### SHORT EXERCISE
The records that follow should be retyped word for word.

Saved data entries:

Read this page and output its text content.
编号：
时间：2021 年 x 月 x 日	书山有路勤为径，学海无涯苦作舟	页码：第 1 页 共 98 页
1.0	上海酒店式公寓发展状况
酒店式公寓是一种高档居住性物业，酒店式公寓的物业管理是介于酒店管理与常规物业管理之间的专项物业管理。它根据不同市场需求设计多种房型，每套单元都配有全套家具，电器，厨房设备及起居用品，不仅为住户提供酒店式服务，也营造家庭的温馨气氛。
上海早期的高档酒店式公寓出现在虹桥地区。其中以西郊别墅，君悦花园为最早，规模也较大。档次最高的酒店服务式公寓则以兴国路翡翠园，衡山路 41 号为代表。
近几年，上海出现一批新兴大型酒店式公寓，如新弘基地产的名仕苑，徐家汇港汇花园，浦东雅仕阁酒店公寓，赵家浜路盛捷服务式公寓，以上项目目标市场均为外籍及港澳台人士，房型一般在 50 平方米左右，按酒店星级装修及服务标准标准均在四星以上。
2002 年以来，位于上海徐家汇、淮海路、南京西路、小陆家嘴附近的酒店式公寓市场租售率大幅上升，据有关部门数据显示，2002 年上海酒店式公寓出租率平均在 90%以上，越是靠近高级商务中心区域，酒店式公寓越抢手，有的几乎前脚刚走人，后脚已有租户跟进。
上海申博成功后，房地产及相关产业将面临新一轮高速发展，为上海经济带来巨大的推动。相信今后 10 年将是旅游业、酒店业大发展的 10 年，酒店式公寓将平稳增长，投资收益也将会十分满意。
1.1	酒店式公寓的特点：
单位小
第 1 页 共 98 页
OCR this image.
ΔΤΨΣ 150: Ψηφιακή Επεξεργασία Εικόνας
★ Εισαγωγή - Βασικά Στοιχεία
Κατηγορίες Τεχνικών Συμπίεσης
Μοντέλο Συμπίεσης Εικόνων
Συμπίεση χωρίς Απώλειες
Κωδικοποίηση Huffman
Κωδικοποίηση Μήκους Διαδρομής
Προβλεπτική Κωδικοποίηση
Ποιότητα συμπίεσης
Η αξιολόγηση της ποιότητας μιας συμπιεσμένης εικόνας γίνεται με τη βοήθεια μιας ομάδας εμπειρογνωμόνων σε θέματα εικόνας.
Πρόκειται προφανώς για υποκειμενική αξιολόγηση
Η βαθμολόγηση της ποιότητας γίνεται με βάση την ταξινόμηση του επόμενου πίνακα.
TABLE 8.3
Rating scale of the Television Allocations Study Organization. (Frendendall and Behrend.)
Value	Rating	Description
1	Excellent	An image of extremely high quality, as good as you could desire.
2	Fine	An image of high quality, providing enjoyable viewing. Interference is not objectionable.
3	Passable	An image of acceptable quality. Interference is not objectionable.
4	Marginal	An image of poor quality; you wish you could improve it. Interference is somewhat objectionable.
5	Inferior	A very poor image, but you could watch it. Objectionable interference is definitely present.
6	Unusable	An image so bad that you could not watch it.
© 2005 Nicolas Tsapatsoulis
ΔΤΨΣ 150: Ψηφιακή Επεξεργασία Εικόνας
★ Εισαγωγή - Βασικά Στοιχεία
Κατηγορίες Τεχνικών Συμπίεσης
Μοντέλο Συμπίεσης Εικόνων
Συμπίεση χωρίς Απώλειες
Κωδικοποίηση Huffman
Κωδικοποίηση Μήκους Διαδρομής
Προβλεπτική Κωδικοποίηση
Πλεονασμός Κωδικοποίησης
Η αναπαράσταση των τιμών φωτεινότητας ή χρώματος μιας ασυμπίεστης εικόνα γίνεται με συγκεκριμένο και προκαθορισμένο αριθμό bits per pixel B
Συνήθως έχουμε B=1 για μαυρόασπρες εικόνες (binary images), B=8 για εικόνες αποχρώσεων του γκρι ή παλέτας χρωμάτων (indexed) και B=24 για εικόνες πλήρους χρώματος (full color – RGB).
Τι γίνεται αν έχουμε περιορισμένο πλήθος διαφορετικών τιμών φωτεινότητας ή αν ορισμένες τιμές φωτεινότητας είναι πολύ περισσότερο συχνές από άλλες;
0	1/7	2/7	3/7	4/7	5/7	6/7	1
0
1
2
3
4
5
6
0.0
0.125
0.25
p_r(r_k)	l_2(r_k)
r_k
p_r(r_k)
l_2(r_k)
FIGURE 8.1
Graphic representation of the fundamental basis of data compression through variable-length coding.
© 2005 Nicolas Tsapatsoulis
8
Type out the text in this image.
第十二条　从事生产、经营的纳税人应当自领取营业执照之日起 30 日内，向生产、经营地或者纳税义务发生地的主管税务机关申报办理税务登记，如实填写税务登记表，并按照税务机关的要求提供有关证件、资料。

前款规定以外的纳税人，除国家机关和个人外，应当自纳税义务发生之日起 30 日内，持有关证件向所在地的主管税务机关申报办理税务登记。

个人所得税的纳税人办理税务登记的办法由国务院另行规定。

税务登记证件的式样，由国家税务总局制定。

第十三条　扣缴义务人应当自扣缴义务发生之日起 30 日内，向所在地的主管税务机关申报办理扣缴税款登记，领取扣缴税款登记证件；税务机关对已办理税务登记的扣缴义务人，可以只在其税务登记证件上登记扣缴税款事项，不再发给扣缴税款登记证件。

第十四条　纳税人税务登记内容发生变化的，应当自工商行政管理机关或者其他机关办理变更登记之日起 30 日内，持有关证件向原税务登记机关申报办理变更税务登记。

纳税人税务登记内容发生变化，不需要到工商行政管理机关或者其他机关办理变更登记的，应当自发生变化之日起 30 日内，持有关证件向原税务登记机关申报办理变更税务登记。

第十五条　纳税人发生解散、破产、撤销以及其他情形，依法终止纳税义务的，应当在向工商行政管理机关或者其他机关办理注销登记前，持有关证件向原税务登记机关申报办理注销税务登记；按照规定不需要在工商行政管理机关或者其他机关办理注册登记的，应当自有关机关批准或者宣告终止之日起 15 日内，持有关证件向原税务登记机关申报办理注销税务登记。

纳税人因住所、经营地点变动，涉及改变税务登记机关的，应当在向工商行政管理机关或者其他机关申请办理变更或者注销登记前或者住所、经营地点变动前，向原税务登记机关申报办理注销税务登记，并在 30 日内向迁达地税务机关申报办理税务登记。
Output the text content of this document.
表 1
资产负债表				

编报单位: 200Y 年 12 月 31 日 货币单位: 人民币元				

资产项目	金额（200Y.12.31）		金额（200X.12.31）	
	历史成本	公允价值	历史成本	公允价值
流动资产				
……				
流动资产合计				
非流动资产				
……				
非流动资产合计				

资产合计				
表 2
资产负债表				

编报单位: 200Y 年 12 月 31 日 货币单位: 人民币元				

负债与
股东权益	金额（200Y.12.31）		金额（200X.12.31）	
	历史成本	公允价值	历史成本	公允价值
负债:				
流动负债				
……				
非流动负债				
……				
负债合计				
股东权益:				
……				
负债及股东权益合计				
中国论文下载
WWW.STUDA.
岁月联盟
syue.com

### TASK OUTPUT
Read this page and output its text content.
编号：
时间：2021 年 x 月 x 日	书山有路勤为径，学海无涯苦作舟	页码：第 1 页 共 98 页
1.0	上海酒店式公寓发展状况
酒店式公寓是一种高档居住性物业，酒店式公寓的物业管理是介于酒店管理与常规物业管理之间的专项物业管理。它根据不同市场需求设计多种房型，每套单元都配有全套家具，电器，厨房设备及起居用品，不仅为住户提供酒店式服务，也营造家庭的温馨气氛。
上海早期的高档酒店式公寓出现在虹桥地区。其中以西郊别墅，君悦花园为最早，规模也较大。档次最高的酒店服务式公寓则以兴国路翡翠园，衡山路 41 号为代表。
近几年，上海出现一批新兴大型酒店式公寓，如新弘基地产的名仕苑，徐家汇港汇花园，浦东雅仕阁酒店公寓，赵家浜路盛捷服务式公寓，以上项目目标市场均为外籍及港澳台人士，房型一般在 50 平方米左右，按酒店星级装修及服务标准标准均在四星以上。
2002 年以来，位于上海徐家汇、淮海路、南京西路、小陆家嘴附近的酒店式公寓市场租售率大幅上升，据有关部门数据显示，2002 年上海酒店式公寓出租率平均在 90%以上，越是靠近高级商务中心区域，酒店式公寓越抢手，有的几乎前脚刚走人，后脚已有租户跟进。
上海申博成功后，房地产及相关产业将面临新一轮高速发展，为上海经济带来巨大的推动。相信今后 10 年将是旅游业、酒店业大发展的 10 年，酒店式公寓将平稳增长，投资收益也将会十分满意。
1.1	酒店式公寓的特点：
单位小
第 1 页 共 98 页
OCR this image.
ΔΤΨΣ 150: Ψηφιακή Επεξεργασία Εικόνας
★ Εισαγωγή - Βασικά Στοιχεία
Κατηγορίες Τεχνικών Συμπίεσης
Μοντέλο Συμπίεσης Εικόνων
Συμπίεση χωρίς Απώλειες
Κωδικοποίηση Huffman
Κωδικοποίηση Μήκους Διαδρομής
Προβλεπτική Κωδικοποίηση
Ποιότητα συμπίεσης
Η αξιολόγηση της ποιότητας μιας συμπιεσμένης εικόνας γίνεται με τη βοήθεια μιας ομάδας εμπειρογνωμόνων σε θέματα εικόνας.
Πρόκειται προφανώς για υποκειμενική αξιολόγηση
Η βαθμολόγηση της ποιότητας γίνεται με βάση την ταξινόμηση του επόμενου πίνακα.
TABLE 8.3
Rating scale of the Television Allocations Study Organization. (Frendendall and Behrend.)
Value	Rating	Description
1	Excellent	An image of extremely high quality, as good as you could desire.
2	Fine	An image of high quality, providing enjoyable viewing. Interference is not objectionable.
3	Passable	An image of acceptable quality. Interference is not objectionable.
4	Marginal	An image of poor quality; you wish you could improve it. Interference is somewhat objectionable.
5	Inferior	A very poor image, but you could watch it. Objectionable interference is definitely present.
6	Unusable	An image so bad that you could not watch it.
© 2005 Nicolas Tsapatsoulis
ΔΤΨΣ 150: Ψηφιακή Επεξεργασία Εικόνας
★ Εισαγωγή - Βασικά Στοιχεία
Κατηγορίες Τεχνικών Συμπίεσης
Μοντέλο Συμπίεσης Εικόνων
Συμπίεση χωρίς Απώλειες
Κωδικοποίηση Huffman
Κωδικοποίηση Μήκους Διαδρομής
Προβλεπτική Κωδικοποίηση
Πλεονασμός Κωδικοποίησης
Η αναπαράσταση των τιμών φωτεινότητας ή χρώματος μιας ασυμπίεστης εικόνα γίνεται με συγκεκριμένο και προκαθορισμένο αριθμό bits per pixel B
Συνήθως έχουμε B=1 για μαυρόασπρες εικόνες (binary images), B=8 για εικόνες αποχρώσεων του γκρι ή παλέτας χρωμάτων (indexed) και B=24 για εικόνες πλήρους χρώματος (full color – RGB).
Τι γίνεται αν έχουμε περιορισμένο πλήθος διαφορετικών τιμών φωτεινότητας ή αν ορισμένες τιμές φωτεινότητας είναι πολύ περισσότερο συχνές από άλλες;
0	1/7	2/7	3/7	4/7	5/7	6/7	1
0
1
2
3
4
5
6
0.0
0.125
0.25
p_r(r_k)	l_2(r_k)
r_k
p_r(r_k)
l_2(r_k)
FIGURE 8.1
Graphic representation of the fundamental basis of data compression through variable-length coding.
© 2005 Nicolas Tsapatsoulis
8
Type out the text in this image.
第十二条　从事生产、经营的纳税人应当自领取营业执照之日起 30 日内，向生产、经营地或者纳税义务发生地的主管税务机关申报办理税务登记，如实填写税务登记表，并按照税务机关的要求提供有关证件、资料。

前款规定以外的纳税人，除国家机关和个人外，应当自纳税义务发生之日起 30 日内，持有关证件向所在地的主管税务机关申报办理税务登记。

个人所得税的纳税人办理税务登记的办法由国务院另行规定。

税务登记证件的式样，由国家税务总局制定。

第十三条　扣缴义务人应当自扣缴义务发生之日起 30 日内，向所在地的主管税务机关申报办理扣缴税款登记，领取扣缴税款登记证件；税务机关对已办理税务登记的扣缴义务人，可以只在其税务登记证件上登记扣缴税款事项，不再发给扣缴税款登记证件。

第十四条　纳税人税务登记内容发生变化的，应当自工商行政管理机关或者其他机关办理变更登记之日起 30 日内，持有关证件向原税务登记机关申报办理变更税务登记。

纳税人税务登记内容发生变化，不需要到工商行政管理机关或者其他机关办理变更登记的，应当自发生变化之日起 30 日内，持有关证件向原税务登记机关申报办理变更税务登记。

第十五条　纳税人发生解散、破产、撤销以及其他情形，依法终止纳税义务的，应当在向工商行政管理机关或者其他机关办理注销登记前，持有关证件向原税务登记机关申报办理注销税务登记；按照规定不需要在工商行政管理机关或者其他机关办理注册登记的，应当自有关机关批准或者宣告终止之日起 15 日内，持有关证件向原税务登记机关申报办理注销税务登记。

纳税人因住所、经营地点变动，涉及改变税务登记机关的，应当在向工商行政管理机关或者其他机关申请办理变更或者注销登记前或者住所、经营地点变动前，向原税务登记机关申报办理注销税务登记，并在 30 日内向迁达地税务机关申报办理税务登记。
Output the text content of this document.
表 1
资产负债表				

编报单位: 200Y 年 12 月 31 日 货币单位: 人民币元				

资产项目	金额（200Y.12.31）		金额（200X.12.31）	
	历史成本	公允价值	历史成本	公允价值
流动资产				
……				
流动资产合计				
非流动资产				
……				
非流动资产合计				

资产合计				
表 2
资产负债表				

编报单位: 200Y 年 12 月 31 日 货币单位: 人民币元				

负债与
股东权益	金额（200Y.12.31）		金额（200X.12.31）	
	历史成本	公允价值	历史成本	公允价值
负债:				
流动负债				
……				
非流动负债				
……				
负债合计				
股东权益:				
……				
负债及股东权益合计				
中国论文下载
WWW.STUDA.
岁月联盟
syue.com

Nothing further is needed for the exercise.